* start Data supplied *
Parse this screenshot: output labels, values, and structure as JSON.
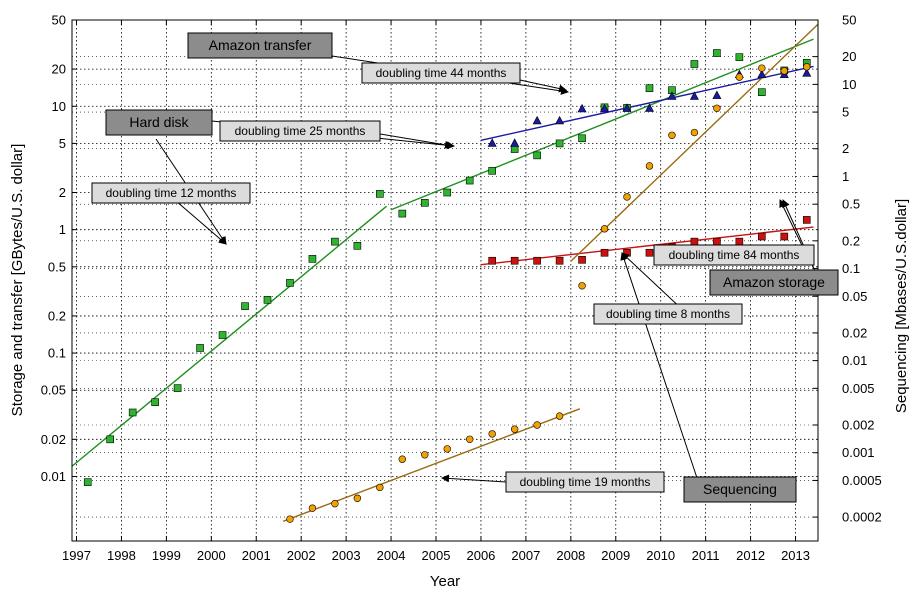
{
  "chart_data": {
    "type": "scatter",
    "xlabel": "Year",
    "ylabel_left": "Storage and transfer [GBytes/U.S. dollar]",
    "ylabel_right": "Sequencing [Mbases/U.S.dollar]",
    "x_ticks": [
      1997,
      1998,
      1999,
      2000,
      2001,
      2002,
      2003,
      2004,
      2005,
      2006,
      2007,
      2008,
      2009,
      2010,
      2011,
      2012,
      2013
    ],
    "xlim": [
      1996.9,
      2013.5
    ],
    "y_left": {
      "scale": "log",
      "ylim": [
        0.003,
        50
      ],
      "ticks": [
        0.01,
        0.02,
        0.05,
        0.1,
        0.2,
        0.5,
        1,
        2,
        5,
        10,
        20,
        50
      ],
      "tick_labels": [
        "0.01",
        "0.02",
        "0.05",
        "0.1",
        "0.2",
        "0.5",
        "1",
        "2",
        "5",
        "10",
        "20",
        "50"
      ]
    },
    "y_right": {
      "scale": "log",
      "ylim": [
        0.00011,
        50
      ],
      "ticks": [
        0.0002,
        0.0005,
        0.001,
        0.002,
        0.005,
        0.01,
        0.02,
        0.05,
        0.1,
        0.2,
        0.5,
        1,
        2,
        5,
        10,
        20,
        50
      ],
      "tick_labels": [
        "0.0002",
        "0.0005",
        "0.001",
        "0.002",
        "0.005",
        "0.01",
        "0.02",
        "0.05",
        "0.1",
        "0.2",
        "0.5",
        "1",
        "2",
        "5",
        "10",
        "20",
        "50"
      ]
    },
    "grid": true,
    "series": [
      {
        "name": "Hard disk",
        "axis": "left",
        "marker": "square",
        "color": "#2db52d",
        "x": [
          1997.25,
          1997.75,
          1998.25,
          1998.75,
          1999.25,
          1999.75,
          2000.25,
          2000.75,
          2001.25,
          2001.75,
          2002.25,
          2002.75,
          2003.25,
          2003.75,
          2004.25,
          2004.75,
          2005.25,
          2005.75,
          2006.25,
          2006.75,
          2007.25,
          2007.75,
          2008.25,
          2008.75,
          2009.25,
          2009.75,
          2010.25,
          2010.75,
          2011.25,
          2011.75,
          2012.25,
          2012.75,
          2013.25
        ],
        "y": [
          0.009,
          0.02,
          0.033,
          0.04,
          0.052,
          0.11,
          0.14,
          0.24,
          0.27,
          0.37,
          0.58,
          0.8,
          0.74,
          1.95,
          1.35,
          1.65,
          2.0,
          2.5,
          3.0,
          4.5,
          4.0,
          5.0,
          5.5,
          9.8,
          9.7,
          14.0,
          13.5,
          22.0,
          27.0,
          25.0,
          13.0,
          19.5,
          22.5
        ],
        "annotation": "doubling time 12 months"
      },
      {
        "name": "Amazon transfer",
        "axis": "left",
        "marker": "triangle",
        "color": "#1a1aa5",
        "x": [
          2006.25,
          2006.75,
          2007.25,
          2007.75,
          2008.25,
          2008.75,
          2009.25,
          2009.75,
          2010.25,
          2010.75,
          2011.25,
          2011.75,
          2012.25,
          2012.75,
          2013.25
        ],
        "y": [
          5.0,
          5.0,
          7.6,
          7.6,
          9.5,
          9.5,
          9.6,
          9.6,
          12.0,
          12.0,
          12.2,
          18.0,
          18.0,
          18.0,
          18.5
        ],
        "annotation": "doubling time 44 months"
      },
      {
        "name": "Amazon storage",
        "axis": "left",
        "marker": "square",
        "color": "#cc1111",
        "x": [
          2006.25,
          2006.75,
          2007.25,
          2007.75,
          2008.25,
          2008.75,
          2009.25,
          2009.75,
          2010.25,
          2010.75,
          2011.25,
          2011.75,
          2012.25,
          2012.75,
          2013.25
        ],
        "y": [
          0.56,
          0.56,
          0.56,
          0.56,
          0.57,
          0.65,
          0.65,
          0.65,
          0.72,
          0.8,
          0.8,
          0.8,
          0.88,
          0.88,
          1.2
        ],
        "annotation": "doubling time 84 months"
      },
      {
        "name": "Sequencing",
        "axis": "right",
        "marker": "circle",
        "color": "#f2a100",
        "x": [
          2001.75,
          2002.25,
          2002.75,
          2003.25,
          2003.75,
          2004.25,
          2004.75,
          2005.25,
          2005.75,
          2006.25,
          2006.75,
          2007.25,
          2007.75,
          2008.25,
          2008.75,
          2009.25,
          2009.75,
          2010.25,
          2010.75,
          2011.25,
          2011.75,
          2012.25,
          2012.75,
          2013.25
        ],
        "y": [
          0.00019,
          0.00025,
          0.00028,
          0.00032,
          0.00042,
          0.00085,
          0.00095,
          0.0011,
          0.0014,
          0.0016,
          0.0018,
          0.002,
          0.0025,
          0.065,
          0.27,
          0.6,
          1.3,
          2.8,
          3.0,
          5.5,
          12.0,
          15.0,
          14.0,
          15.5
        ],
        "annotation_early": "doubling time 19 months",
        "annotation_late": "doubling time 8 months"
      }
    ],
    "fit_lines": [
      {
        "series": "Hard disk",
        "axis": "left",
        "color": "#1f8f1f",
        "x": [
          1996.9,
          2003.9
        ],
        "y": [
          0.0121,
          1.55
        ]
      },
      {
        "series": "Hard disk",
        "axis": "left",
        "color": "#1f8f1f",
        "x": [
          2004.0,
          2013.4
        ],
        "y": [
          1.45,
          35.0
        ]
      },
      {
        "series": "Amazon transfer",
        "axis": "left",
        "color": "#1a1aa5",
        "x": [
          2006.0,
          2013.4
        ],
        "y": [
          5.3,
          21.0
        ]
      },
      {
        "series": "Amazon storage",
        "axis": "left",
        "color": "#cc1111",
        "x": [
          2006.0,
          2013.4
        ],
        "y": [
          0.52,
          1.05
        ]
      },
      {
        "series": "Sequencing",
        "axis": "right",
        "color": "#9a6b10",
        "x": [
          2001.6,
          2008.2
        ],
        "y": [
          0.00018,
          0.003
        ]
      },
      {
        "series": "Sequencing",
        "axis": "right",
        "color": "#9a6b10",
        "x": [
          2008.0,
          2013.5
        ],
        "y": [
          0.12,
          45.0
        ]
      }
    ],
    "labels": {
      "amazon_transfer": "Amazon transfer",
      "hard_disk": "Hard disk",
      "amazon_storage": "Amazon storage",
      "sequencing": "Sequencing",
      "dt44": "doubling time 44 months",
      "dt25": "doubling time 25 months",
      "dt12": "doubling time 12 months",
      "dt84": "doubling time 84 months",
      "dt8": "doubling time 8 months",
      "dt19": "doubling time 19 months"
    }
  }
}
* end Data supplied *
■ **What the task asks**
Look through the entries and return every line where "months" appears.

■ **Complete response**
        "annotation": "doubling time 12 months"
        "annotation": "doubling time 44 months"
        "annotation": "doubling time 84 months"
        "annotation_early": "doubling time 19 months",
        "annotation_late": "doubling time 8 months"
      "dt44": "doubling time 44 months",
      "dt25": "doubling time 25 months",
      "dt12": "doubling time 12 months",
      "dt84": "doubling time 84 months",
      "dt8": "doubling time 8 months",
      "dt19": "doubling time 19 months"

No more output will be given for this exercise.